#### WORK TO COMPLETE
Pictures stay out of your copy, but everything else in the records below must be repeated exactly.

-------- ENTRIES SUPPLIED

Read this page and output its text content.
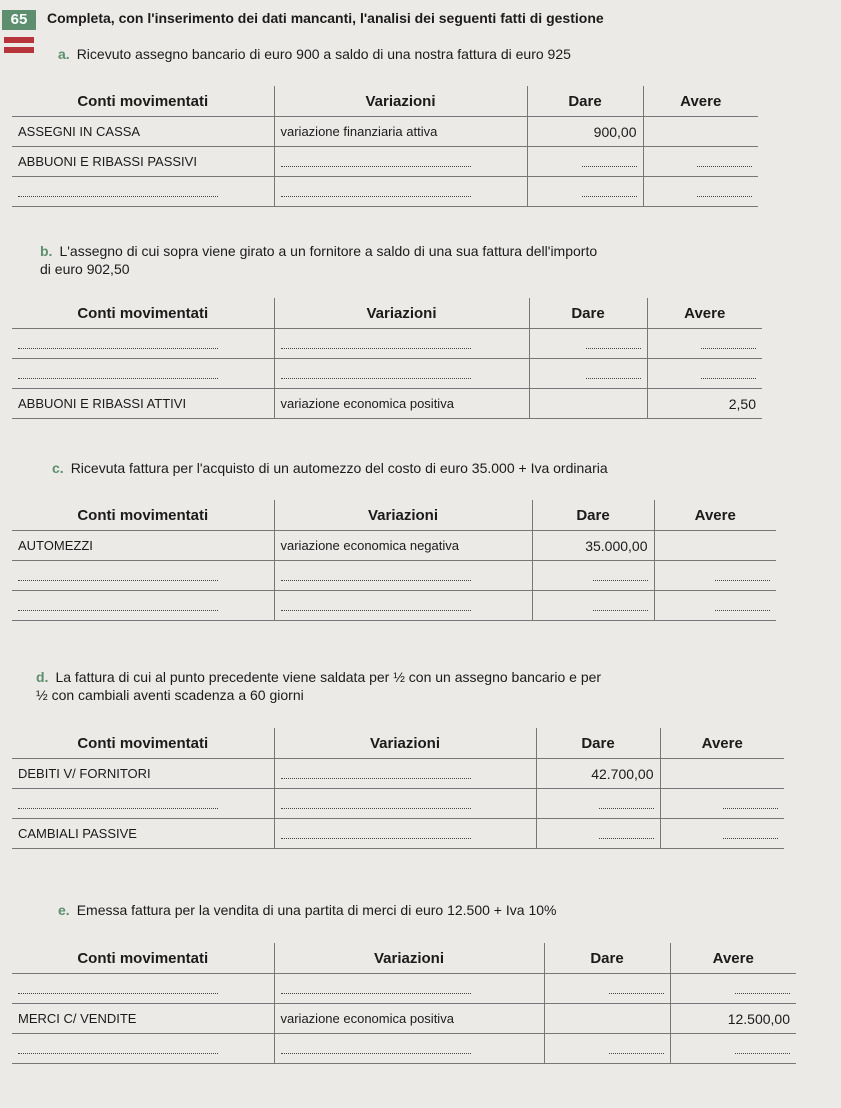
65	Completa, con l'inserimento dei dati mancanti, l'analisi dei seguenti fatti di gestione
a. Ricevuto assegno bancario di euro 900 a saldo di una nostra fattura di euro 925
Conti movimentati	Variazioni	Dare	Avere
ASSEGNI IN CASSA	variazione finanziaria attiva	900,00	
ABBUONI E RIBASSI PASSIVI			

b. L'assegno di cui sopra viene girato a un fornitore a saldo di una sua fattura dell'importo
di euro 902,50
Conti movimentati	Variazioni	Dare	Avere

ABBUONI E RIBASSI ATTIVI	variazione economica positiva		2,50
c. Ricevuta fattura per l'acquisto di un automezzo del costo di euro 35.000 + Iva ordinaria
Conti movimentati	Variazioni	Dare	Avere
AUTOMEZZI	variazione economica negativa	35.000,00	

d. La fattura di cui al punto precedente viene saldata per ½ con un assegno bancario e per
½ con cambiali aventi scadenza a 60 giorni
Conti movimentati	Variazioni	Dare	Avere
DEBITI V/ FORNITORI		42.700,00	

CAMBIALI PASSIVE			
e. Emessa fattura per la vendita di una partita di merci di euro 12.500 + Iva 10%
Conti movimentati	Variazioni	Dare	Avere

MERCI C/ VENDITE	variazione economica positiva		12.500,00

----------------

#### SOLUTION FOR THIS TASK
Read this page and output its text content.
65	Completa, con l'inserimento dei dati mancanti, l'analisi dei seguenti fatti di gestione
a. Ricevuto assegno bancario di euro 900 a saldo di una nostra fattura di euro 925
Conti movimentati	Variazioni	Dare	Avere
ASSEGNI IN CASSA	variazione finanziaria attiva	900,00	
ABBUONI E RIBASSI PASSIVI			

b. L'assegno di cui sopra viene girato a un fornitore a saldo di una sua fattura dell'importo
di euro 902,50
Conti movimentati	Variazioni	Dare	Avere

ABBUONI E RIBASSI ATTIVI	variazione economica positiva		2,50
c. Ricevuta fattura per l'acquisto di un automezzo del costo di euro 35.000 + Iva ordinaria
Conti movimentati	Variazioni	Dare	Avere
AUTOMEZZI	variazione economica negativa	35.000,00	

d. La fattura di cui al punto precedente viene saldata per ½ con un assegno bancario e per
½ con cambiali aventi scadenza a 60 giorni
Conti movimentati	Variazioni	Dare	Avere
DEBITI V/ FORNITORI		42.700,00	

CAMBIALI PASSIVE			
e. Emessa fattura per la vendita di una partita di merci di euro 12.500 + Iva 10%
Conti movimentati	Variazioni	Dare	Avere

MERCI C/ VENDITE	variazione economica positiva		12.500,00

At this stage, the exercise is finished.